> SET TASK
Set the listing down again exactly, please, apart from its pictures.

____

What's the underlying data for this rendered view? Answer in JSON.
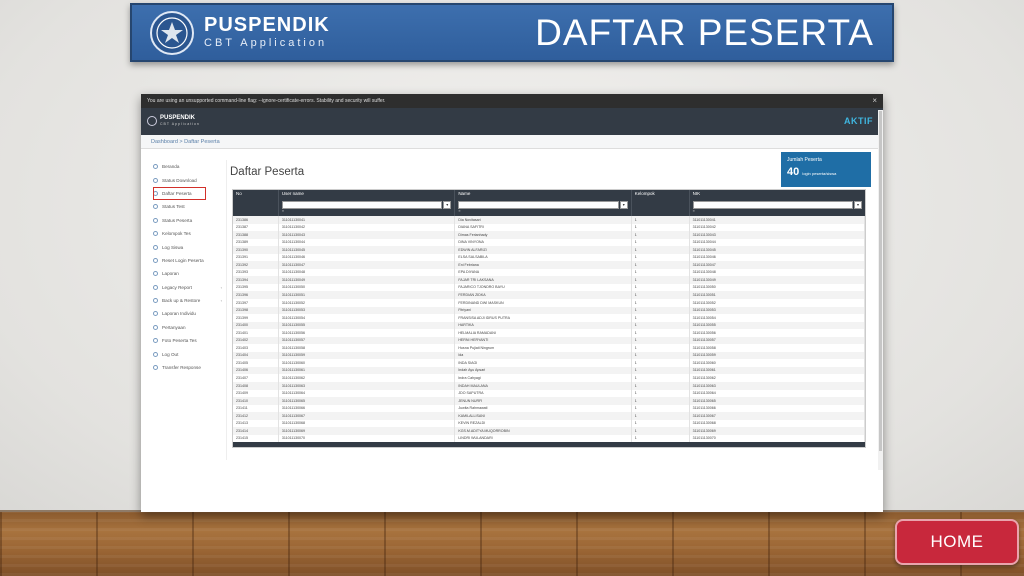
{
  "slide": {
    "brand_name": "PUSPENDIK",
    "brand_sub": "CBT Application",
    "title": "DAFTAR PESERTA",
    "home_label": "HOME"
  },
  "browser": {
    "infobar_text": "You are using an unsupported command-line flag: --ignore-certificate-errors. Stability and security will suffer.",
    "close_glyph": "×"
  },
  "app": {
    "brand": "PUSPENDIK",
    "brand_sub": "CBT Application",
    "status": "AKTIF",
    "breadcrumb": "Dashboard > Daftar Peserta",
    "page_title": "Daftar Peserta",
    "count_label": "Jumlah Peserta",
    "count_value": "40",
    "count_unit": "login peserta/siswa"
  },
  "sidebar": {
    "items": [
      {
        "label": "Beranda"
      },
      {
        "label": "Status Download"
      },
      {
        "label": "Daftar Peserta",
        "active": true
      },
      {
        "label": "Status Test"
      },
      {
        "label": "Status Peserta"
      },
      {
        "label": "Kelompok Tes"
      },
      {
        "label": "Log Siswa"
      },
      {
        "label": "Reset Login Peserta"
      },
      {
        "label": "Laporan"
      },
      {
        "label": "Legacy Report",
        "chevron": "‹"
      },
      {
        "label": "Back up & Restore",
        "chevron": "‹"
      },
      {
        "label": "Laporan Individu"
      },
      {
        "label": "Pertanyaan"
      },
      {
        "label": "Foto Peserta Tes"
      },
      {
        "label": "Log Out"
      },
      {
        "label": "Transfer Response"
      }
    ]
  },
  "table": {
    "headers": [
      "No",
      "User name",
      "Name",
      "Kelompok",
      "NIK"
    ],
    "filter_sub": "≡",
    "filter_btn": "▾",
    "rows": [
      [
        "231386",
        "311011130041",
        "Dia Novitasari",
        "1",
        "311011130041"
      ],
      [
        "231387",
        "311011130042",
        "DIANA SAFITRI",
        "1",
        "311011130042"
      ],
      [
        "231388",
        "311011130043",
        "Dimas Ferianhady",
        "1",
        "311011130043"
      ],
      [
        "231389",
        "311011130044",
        "DINA VINYONA",
        "1",
        "311011130044"
      ],
      [
        "231390",
        "311011130045",
        "EDWIN ALFARIZI",
        "1",
        "311011130045"
      ],
      [
        "231391",
        "311011130046",
        "ELSA SALSABILA",
        "1",
        "311011130046"
      ],
      [
        "231392",
        "311011130047",
        "Eni Febriana",
        "1",
        "311011130047"
      ],
      [
        "231393",
        "311011130048",
        "EPA DIYANA",
        "1",
        "311011130048"
      ],
      [
        "231394",
        "311011130049",
        "FAJAR TRI LAKSANA",
        "1",
        "311011130049"
      ],
      [
        "231395",
        "311011130050",
        "FAJARICO TJONDRO BAYU",
        "1",
        "311011130050"
      ],
      [
        "231396",
        "311011130051",
        "FERDIAN ZIDKA",
        "1",
        "311011130051"
      ],
      [
        "231397",
        "311011130052",
        "FERDINAND DWI MASKUN",
        "1",
        "311011130052"
      ],
      [
        "231398",
        "311011130053",
        "Fitriyani",
        "1",
        "311011130053"
      ],
      [
        "231399",
        "311011130054",
        "FRANSISA ADJI IDRUS PUTRA",
        "1",
        "311011130054"
      ],
      [
        "231400",
        "311011130055",
        "HARTIKA",
        "1",
        "311011130055"
      ],
      [
        "231401",
        "311011130056",
        "HELMALIA RAMADANI",
        "1",
        "311011130056"
      ],
      [
        "231402",
        "311011130057",
        "HERNI HERYANTI",
        "1",
        "311011130057"
      ],
      [
        "231403",
        "311011130058",
        "Husna Pujiati Ningrum",
        "1",
        "311011130058"
      ],
      [
        "231404",
        "311011130059",
        "Ida",
        "1",
        "311011130059"
      ],
      [
        "231405",
        "311011130060",
        "INDA SIAGI",
        "1",
        "311011130060"
      ],
      [
        "231406",
        "311011130061",
        "Indah Ayu Apsari",
        "1",
        "311011130061"
      ],
      [
        "231407",
        "311011130062",
        "Indra Cahyagi",
        "1",
        "311011130062"
      ],
      [
        "231408",
        "311011130063",
        "INDAH MAULANA",
        "1",
        "311011130063"
      ],
      [
        "231409",
        "311011130064",
        "JDO SAPUTRA",
        "1",
        "311011130064"
      ],
      [
        "231410",
        "311011130065",
        "JENUN NURFI",
        "1",
        "311011130065"
      ],
      [
        "231411",
        "311011130066",
        "Juwita Rahmawati",
        "1",
        "311011130066"
      ],
      [
        "231412",
        "311011130067",
        "KAMILALLISANI",
        "1",
        "311011130067"
      ],
      [
        "231413",
        "311011130068",
        "KEVIN REZALDI",
        "1",
        "311011130068"
      ],
      [
        "231414",
        "311011130069",
        "KGS.M.ADITYA MUQORROBIN",
        "1",
        "311011130069"
      ],
      [
        "231415",
        "311011130070",
        "LINDRI WULANDARI",
        "1",
        "311011130070"
      ]
    ]
  },
  "colors": {
    "banner": "#2f5e9c",
    "app_bar": "#333b45",
    "accent": "#3fb6e0",
    "count_box": "#1f6ea6",
    "home_button": "#c8283c",
    "active_outline": "#d2302a"
  }
}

____

> WORKED ANSWER
What's the underlying data for this rendered view? Answer in JSON.
{
  "slide": {
    "brand_name": "PUSPENDIK",
    "brand_sub": "CBT Application",
    "title": "DAFTAR PESERTA",
    "home_label": "HOME"
  },
  "browser": {
    "infobar_text": "You are using an unsupported command-line flag: --ignore-certificate-errors. Stability and security will suffer.",
    "close_glyph": "×"
  },
  "app": {
    "brand": "PUSPENDIK",
    "brand_sub": "CBT Application",
    "status": "AKTIF",
    "breadcrumb": "Dashboard > Daftar Peserta",
    "page_title": "Daftar Peserta",
    "count_label": "Jumlah Peserta",
    "count_value": "40",
    "count_unit": "login peserta/siswa"
  },
  "sidebar": {
    "items": [
      {
        "label": "Beranda"
      },
      {
        "label": "Status Download"
      },
      {
        "label": "Daftar Peserta",
        "active": true
      },
      {
        "label": "Status Test"
      },
      {
        "label": "Status Peserta"
      },
      {
        "label": "Kelompok Tes"
      },
      {
        "label": "Log Siswa"
      },
      {
        "label": "Reset Login Peserta"
      },
      {
        "label": "Laporan"
      },
      {
        "label": "Legacy Report",
        "chevron": "‹"
      },
      {
        "label": "Back up & Restore",
        "chevron": "‹"
      },
      {
        "label": "Laporan Individu"
      },
      {
        "label": "Pertanyaan"
      },
      {
        "label": "Foto Peserta Tes"
      },
      {
        "label": "Log Out"
      },
      {
        "label": "Transfer Response"
      }
    ]
  },
  "table": {
    "headers": [
      "No",
      "User name",
      "Name",
      "Kelompok",
      "NIK"
    ],
    "filter_sub": "≡",
    "filter_btn": "▾",
    "rows": [
      [
        "231386",
        "311011130041",
        "Dia Novitasari",
        "1",
        "311011130041"
      ],
      [
        "231387",
        "311011130042",
        "DIANA SAFITRI",
        "1",
        "311011130042"
      ],
      [
        "231388",
        "311011130043",
        "Dimas Ferianhady",
        "1",
        "311011130043"
      ],
      [
        "231389",
        "311011130044",
        "DINA VINYONA",
        "1",
        "311011130044"
      ],
      [
        "231390",
        "311011130045",
        "EDWIN ALFARIZI",
        "1",
        "311011130045"
      ],
      [
        "231391",
        "311011130046",
        "ELSA SALSABILA",
        "1",
        "311011130046"
      ],
      [
        "231392",
        "311011130047",
        "Eni Febriana",
        "1",
        "311011130047"
      ],
      [
        "231393",
        "311011130048",
        "EPA DIYANA",
        "1",
        "311011130048"
      ],
      [
        "231394",
        "311011130049",
        "FAJAR TRI LAKSANA",
        "1",
        "311011130049"
      ],
      [
        "231395",
        "311011130050",
        "FAJARICO TJONDRO BAYU",
        "1",
        "311011130050"
      ],
      [
        "231396",
        "311011130051",
        "FERDIAN ZIDKA",
        "1",
        "311011130051"
      ],
      [
        "231397",
        "311011130052",
        "FERDINAND DWI MASKUN",
        "1",
        "311011130052"
      ],
      [
        "231398",
        "311011130053",
        "Fitriyani",
        "1",
        "311011130053"
      ],
      [
        "231399",
        "311011130054",
        "FRANSISA ADJI IDRUS PUTRA",
        "1",
        "311011130054"
      ],
      [
        "231400",
        "311011130055",
        "HARTIKA",
        "1",
        "311011130055"
      ],
      [
        "231401",
        "311011130056",
        "HELMALIA RAMADANI",
        "1",
        "311011130056"
      ],
      [
        "231402",
        "311011130057",
        "HERNI HERYANTI",
        "1",
        "311011130057"
      ],
      [
        "231403",
        "311011130058",
        "Husna Pujiati Ningrum",
        "1",
        "311011130058"
      ],
      [
        "231404",
        "311011130059",
        "Ida",
        "1",
        "311011130059"
      ],
      [
        "231405",
        "311011130060",
        "INDA SIAGI",
        "1",
        "311011130060"
      ],
      [
        "231406",
        "311011130061",
        "Indah Ayu Apsari",
        "1",
        "311011130061"
      ],
      [
        "231407",
        "311011130062",
        "Indra Cahyagi",
        "1",
        "311011130062"
      ],
      [
        "231408",
        "311011130063",
        "INDAH MAULANA",
        "1",
        "311011130063"
      ],
      [
        "231409",
        "311011130064",
        "JDO SAPUTRA",
        "1",
        "311011130064"
      ],
      [
        "231410",
        "311011130065",
        "JENUN NURFI",
        "1",
        "311011130065"
      ],
      [
        "231411",
        "311011130066",
        "Juwita Rahmawati",
        "1",
        "311011130066"
      ],
      [
        "231412",
        "311011130067",
        "KAMILALLISANI",
        "1",
        "311011130067"
      ],
      [
        "231413",
        "311011130068",
        "KEVIN REZALDI",
        "1",
        "311011130068"
      ],
      [
        "231414",
        "311011130069",
        "KGS.M.ADITYA MUQORROBIN",
        "1",
        "311011130069"
      ],
      [
        "231415",
        "311011130070",
        "LINDRI WULANDARI",
        "1",
        "311011130070"
      ]
    ]
  },
  "colors": {
    "banner": "#2f5e9c",
    "app_bar": "#333b45",
    "accent": "#3fb6e0",
    "count_box": "#1f6ea6",
    "home_button": "#c8283c",
    "active_outline": "#d2302a"
  }
}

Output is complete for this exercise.